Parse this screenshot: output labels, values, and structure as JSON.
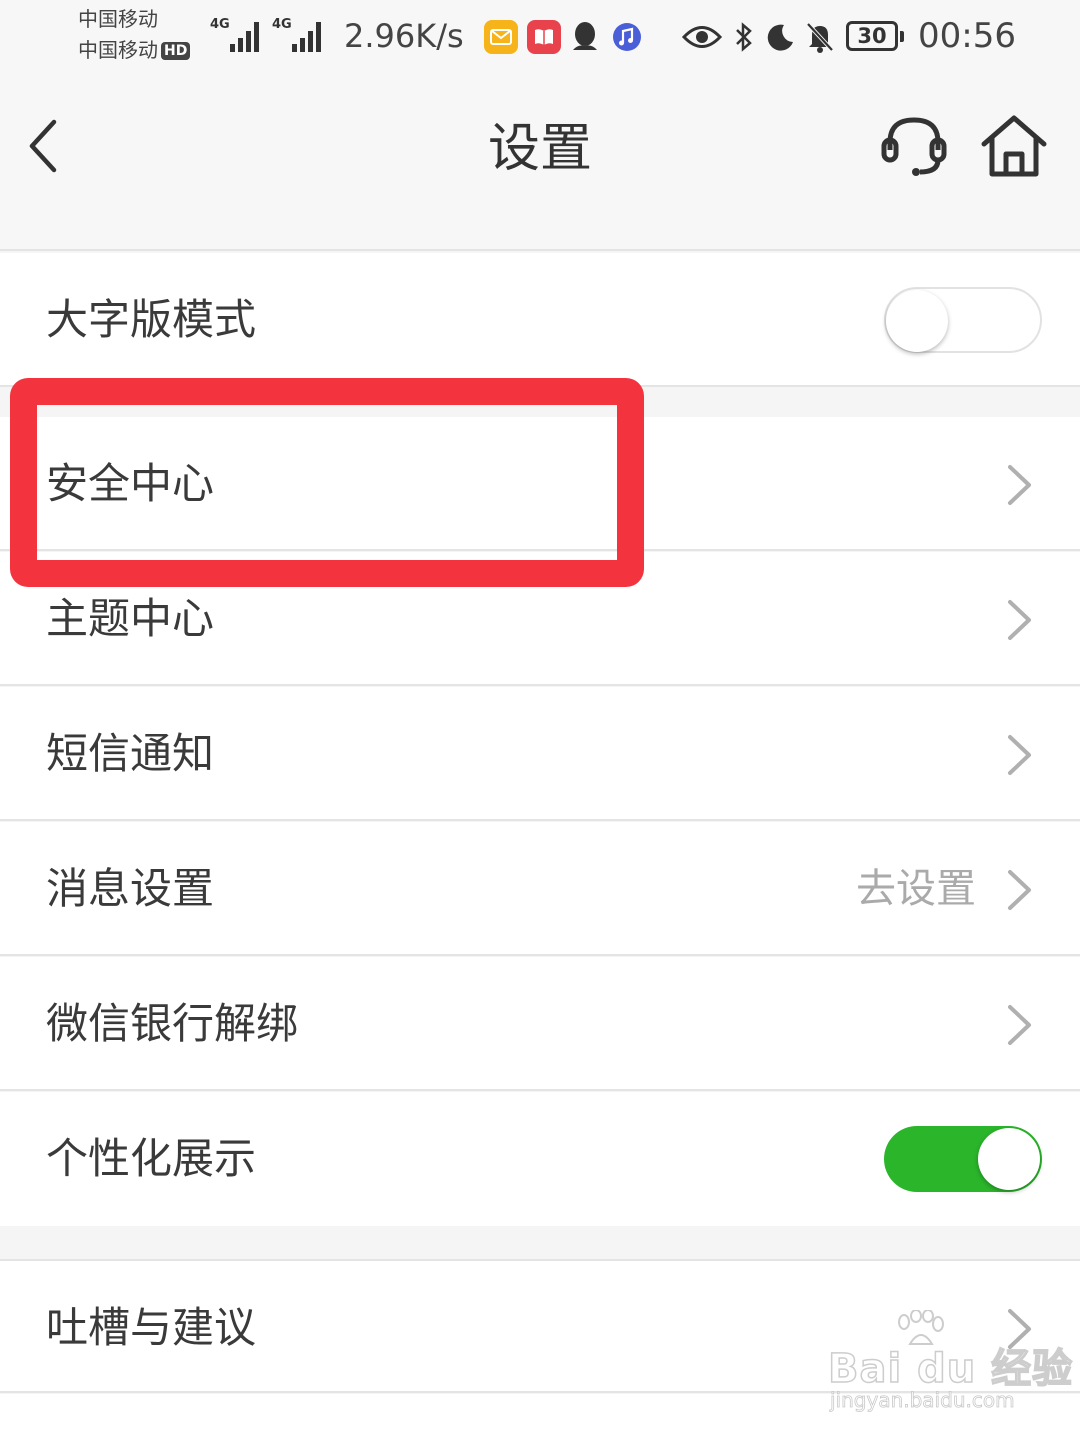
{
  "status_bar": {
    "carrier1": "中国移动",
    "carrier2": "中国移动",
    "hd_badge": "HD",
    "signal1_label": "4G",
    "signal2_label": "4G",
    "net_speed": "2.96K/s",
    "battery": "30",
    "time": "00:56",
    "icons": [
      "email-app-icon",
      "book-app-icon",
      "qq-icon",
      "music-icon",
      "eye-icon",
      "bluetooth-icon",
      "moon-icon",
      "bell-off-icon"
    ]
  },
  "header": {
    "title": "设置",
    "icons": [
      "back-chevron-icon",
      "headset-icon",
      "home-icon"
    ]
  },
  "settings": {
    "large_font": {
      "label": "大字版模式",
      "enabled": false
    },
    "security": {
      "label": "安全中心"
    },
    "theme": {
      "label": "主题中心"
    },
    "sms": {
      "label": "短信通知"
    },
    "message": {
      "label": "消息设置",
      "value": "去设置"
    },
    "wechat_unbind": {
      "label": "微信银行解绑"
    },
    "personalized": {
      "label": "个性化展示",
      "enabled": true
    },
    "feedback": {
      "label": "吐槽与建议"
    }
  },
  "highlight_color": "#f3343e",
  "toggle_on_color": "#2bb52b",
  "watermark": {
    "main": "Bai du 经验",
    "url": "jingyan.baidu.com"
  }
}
•••••
* **DESCRIPTION OF THE TASK**: Copy out the data above exactly, except the pictures.

* **SOLUTION FOR THIS PROBLEM**:
Parse this screenshot: output labels, values, and structure as JSON.
{
  "status_bar": {
    "carrier1": "中国移动",
    "carrier2": "中国移动",
    "hd_badge": "HD",
    "signal1_label": "4G",
    "signal2_label": "4G",
    "net_speed": "2.96K/s",
    "battery": "30",
    "time": "00:56",
    "icons": [
      "email-app-icon",
      "book-app-icon",
      "qq-icon",
      "music-icon",
      "eye-icon",
      "bluetooth-icon",
      "moon-icon",
      "bell-off-icon"
    ]
  },
  "header": {
    "title": "设置",
    "icons": [
      "back-chevron-icon",
      "headset-icon",
      "home-icon"
    ]
  },
  "settings": {
    "large_font": {
      "label": "大字版模式",
      "enabled": false
    },
    "security": {
      "label": "安全中心"
    },
    "theme": {
      "label": "主题中心"
    },
    "sms": {
      "label": "短信通知"
    },
    "message": {
      "label": "消息设置",
      "value": "去设置"
    },
    "wechat_unbind": {
      "label": "微信银行解绑"
    },
    "personalized": {
      "label": "个性化展示",
      "enabled": true
    },
    "feedback": {
      "label": "吐槽与建议"
    }
  },
  "highlight_color": "#f3343e",
  "toggle_on_color": "#2bb52b",
  "watermark": {
    "main": "Bai du 经验",
    "url": "jingyan.baidu.com"
  }
}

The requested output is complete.